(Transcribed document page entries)
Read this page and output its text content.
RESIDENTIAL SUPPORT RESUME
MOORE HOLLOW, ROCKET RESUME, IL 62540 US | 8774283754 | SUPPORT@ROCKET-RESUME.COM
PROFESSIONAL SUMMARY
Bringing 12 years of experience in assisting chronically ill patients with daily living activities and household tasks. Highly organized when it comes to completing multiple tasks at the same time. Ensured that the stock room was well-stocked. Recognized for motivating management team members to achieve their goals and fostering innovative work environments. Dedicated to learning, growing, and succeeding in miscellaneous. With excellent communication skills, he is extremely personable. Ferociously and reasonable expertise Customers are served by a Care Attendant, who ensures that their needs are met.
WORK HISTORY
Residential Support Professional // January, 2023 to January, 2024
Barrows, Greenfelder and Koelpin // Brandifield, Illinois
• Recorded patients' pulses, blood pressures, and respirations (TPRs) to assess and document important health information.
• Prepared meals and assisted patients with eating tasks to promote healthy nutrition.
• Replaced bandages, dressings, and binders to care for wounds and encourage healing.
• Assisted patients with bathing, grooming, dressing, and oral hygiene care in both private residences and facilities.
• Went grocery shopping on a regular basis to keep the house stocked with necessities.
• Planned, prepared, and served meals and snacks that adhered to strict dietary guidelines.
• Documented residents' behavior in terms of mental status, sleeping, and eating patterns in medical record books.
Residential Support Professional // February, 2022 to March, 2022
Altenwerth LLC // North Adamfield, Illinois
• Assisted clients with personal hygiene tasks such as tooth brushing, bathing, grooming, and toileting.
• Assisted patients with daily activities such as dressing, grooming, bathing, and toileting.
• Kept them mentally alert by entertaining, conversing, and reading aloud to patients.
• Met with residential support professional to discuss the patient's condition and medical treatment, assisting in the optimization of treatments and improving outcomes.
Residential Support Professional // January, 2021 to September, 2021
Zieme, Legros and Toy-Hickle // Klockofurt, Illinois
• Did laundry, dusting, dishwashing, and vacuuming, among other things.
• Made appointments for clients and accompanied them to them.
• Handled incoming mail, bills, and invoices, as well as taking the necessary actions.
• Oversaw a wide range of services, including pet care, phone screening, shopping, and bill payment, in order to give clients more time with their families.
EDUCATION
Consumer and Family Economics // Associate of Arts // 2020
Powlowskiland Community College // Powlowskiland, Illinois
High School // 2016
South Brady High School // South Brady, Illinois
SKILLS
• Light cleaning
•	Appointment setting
--
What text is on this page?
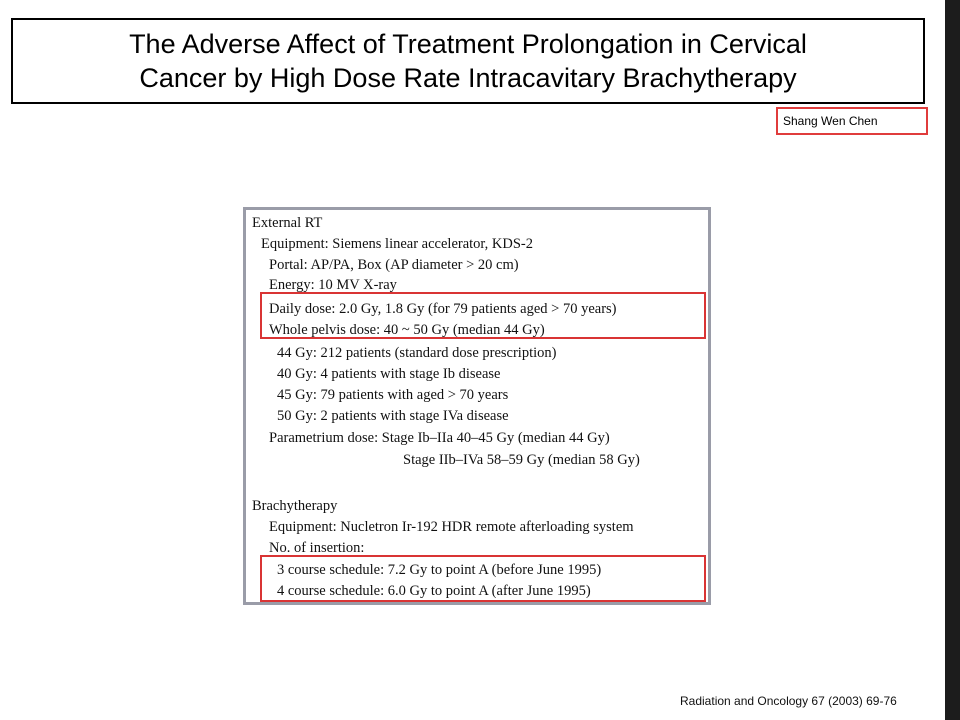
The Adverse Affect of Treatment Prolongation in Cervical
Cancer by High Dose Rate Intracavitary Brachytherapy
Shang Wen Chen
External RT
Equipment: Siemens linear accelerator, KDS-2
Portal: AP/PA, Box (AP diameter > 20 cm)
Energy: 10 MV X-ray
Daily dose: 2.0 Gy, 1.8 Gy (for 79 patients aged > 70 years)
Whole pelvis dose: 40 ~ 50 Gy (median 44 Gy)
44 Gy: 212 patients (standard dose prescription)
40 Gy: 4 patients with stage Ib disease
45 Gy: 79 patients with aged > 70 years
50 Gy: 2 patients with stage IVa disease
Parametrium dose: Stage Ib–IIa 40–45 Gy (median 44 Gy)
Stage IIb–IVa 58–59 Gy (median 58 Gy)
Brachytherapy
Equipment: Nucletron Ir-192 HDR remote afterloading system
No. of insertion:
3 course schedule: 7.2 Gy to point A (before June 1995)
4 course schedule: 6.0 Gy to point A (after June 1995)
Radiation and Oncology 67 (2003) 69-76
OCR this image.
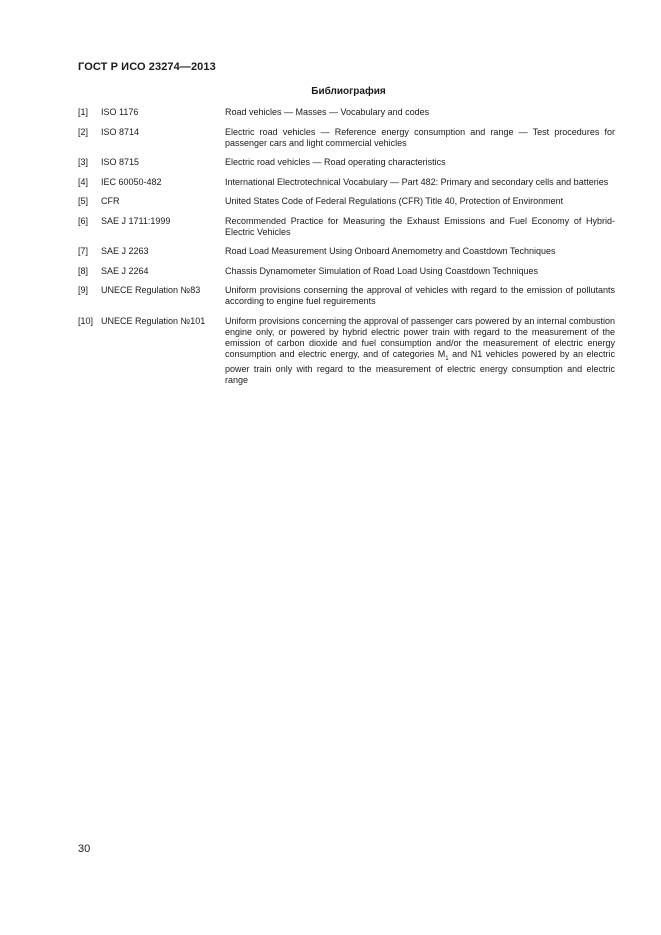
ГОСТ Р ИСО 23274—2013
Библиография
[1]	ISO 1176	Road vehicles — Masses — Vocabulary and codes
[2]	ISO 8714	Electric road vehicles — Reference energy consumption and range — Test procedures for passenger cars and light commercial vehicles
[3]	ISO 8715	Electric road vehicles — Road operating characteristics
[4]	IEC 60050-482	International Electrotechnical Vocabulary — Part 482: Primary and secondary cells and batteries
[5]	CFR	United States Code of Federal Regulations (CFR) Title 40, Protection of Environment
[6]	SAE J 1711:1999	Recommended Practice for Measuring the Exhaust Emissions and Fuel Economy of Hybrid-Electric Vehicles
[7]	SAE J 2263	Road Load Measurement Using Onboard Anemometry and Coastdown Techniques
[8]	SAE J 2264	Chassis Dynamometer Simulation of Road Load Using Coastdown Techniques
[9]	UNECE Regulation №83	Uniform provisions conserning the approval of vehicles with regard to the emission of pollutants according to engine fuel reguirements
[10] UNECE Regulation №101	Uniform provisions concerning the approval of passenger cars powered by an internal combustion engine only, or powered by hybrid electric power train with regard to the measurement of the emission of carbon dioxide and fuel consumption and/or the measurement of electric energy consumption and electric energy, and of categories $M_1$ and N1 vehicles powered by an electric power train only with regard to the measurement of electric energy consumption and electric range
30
---
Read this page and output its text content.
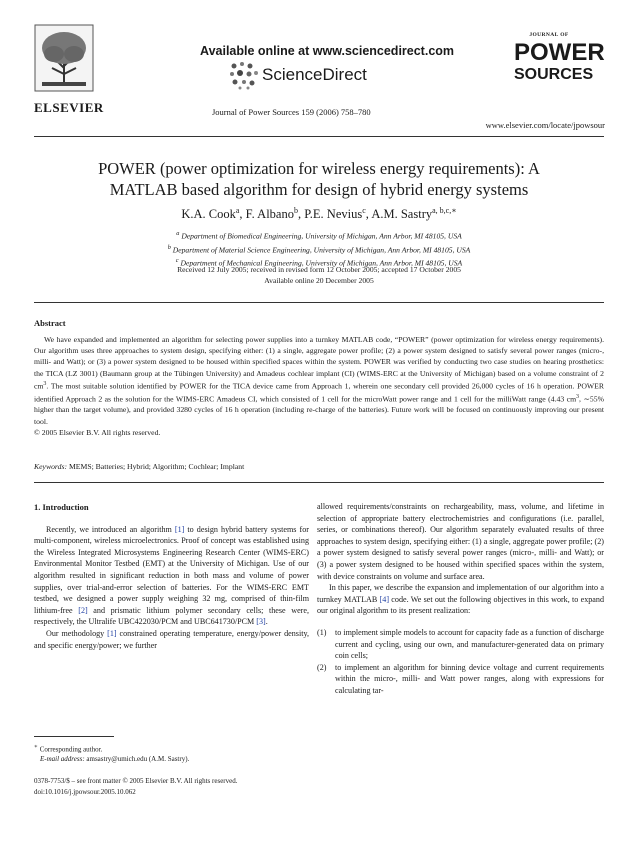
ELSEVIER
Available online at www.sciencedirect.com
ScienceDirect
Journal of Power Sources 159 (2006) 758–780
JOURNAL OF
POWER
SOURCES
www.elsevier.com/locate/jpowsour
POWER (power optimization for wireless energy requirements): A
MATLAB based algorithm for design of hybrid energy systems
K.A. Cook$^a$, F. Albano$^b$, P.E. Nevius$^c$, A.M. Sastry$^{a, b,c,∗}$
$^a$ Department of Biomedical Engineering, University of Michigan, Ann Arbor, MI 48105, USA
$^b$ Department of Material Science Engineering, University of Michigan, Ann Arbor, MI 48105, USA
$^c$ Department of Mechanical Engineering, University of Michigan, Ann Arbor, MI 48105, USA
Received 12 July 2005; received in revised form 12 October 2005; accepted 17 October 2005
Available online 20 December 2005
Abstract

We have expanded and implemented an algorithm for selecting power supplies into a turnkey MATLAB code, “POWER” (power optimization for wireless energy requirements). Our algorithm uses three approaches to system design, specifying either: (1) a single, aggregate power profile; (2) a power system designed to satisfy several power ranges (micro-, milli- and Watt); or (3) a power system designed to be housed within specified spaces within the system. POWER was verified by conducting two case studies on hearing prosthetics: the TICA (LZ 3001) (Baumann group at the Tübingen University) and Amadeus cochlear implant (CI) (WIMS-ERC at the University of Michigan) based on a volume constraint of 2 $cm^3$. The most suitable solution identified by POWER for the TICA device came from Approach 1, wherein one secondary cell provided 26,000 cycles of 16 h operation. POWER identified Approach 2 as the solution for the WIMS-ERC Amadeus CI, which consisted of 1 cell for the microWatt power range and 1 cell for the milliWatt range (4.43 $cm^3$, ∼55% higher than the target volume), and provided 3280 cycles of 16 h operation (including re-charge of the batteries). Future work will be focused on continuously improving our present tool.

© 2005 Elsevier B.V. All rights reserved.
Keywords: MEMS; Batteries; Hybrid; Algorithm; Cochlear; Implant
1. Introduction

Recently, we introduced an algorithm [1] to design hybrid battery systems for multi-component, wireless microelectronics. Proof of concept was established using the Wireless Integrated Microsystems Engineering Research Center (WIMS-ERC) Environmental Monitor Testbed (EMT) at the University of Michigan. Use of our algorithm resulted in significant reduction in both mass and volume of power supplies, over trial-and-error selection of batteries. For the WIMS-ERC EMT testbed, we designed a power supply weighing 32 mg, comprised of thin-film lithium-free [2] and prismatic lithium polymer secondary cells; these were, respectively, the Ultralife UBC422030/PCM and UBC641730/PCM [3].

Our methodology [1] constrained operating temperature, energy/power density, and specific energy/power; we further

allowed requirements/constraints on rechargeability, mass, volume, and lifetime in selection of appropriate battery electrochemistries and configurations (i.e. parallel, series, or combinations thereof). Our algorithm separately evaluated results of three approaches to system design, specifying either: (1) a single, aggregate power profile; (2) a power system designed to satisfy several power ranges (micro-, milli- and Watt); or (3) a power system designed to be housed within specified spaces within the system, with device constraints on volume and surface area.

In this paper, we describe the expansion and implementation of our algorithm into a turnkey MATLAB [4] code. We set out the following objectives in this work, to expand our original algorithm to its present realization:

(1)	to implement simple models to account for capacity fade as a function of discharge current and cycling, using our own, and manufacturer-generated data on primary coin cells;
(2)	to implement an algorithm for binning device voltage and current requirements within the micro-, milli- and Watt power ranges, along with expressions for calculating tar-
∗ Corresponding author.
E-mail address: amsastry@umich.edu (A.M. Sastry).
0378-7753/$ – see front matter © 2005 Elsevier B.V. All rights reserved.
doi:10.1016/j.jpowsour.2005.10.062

Aim of the exercise
Across the records above, count each line that holds the word "January" and give only the resulting number.

Answer to this problem
2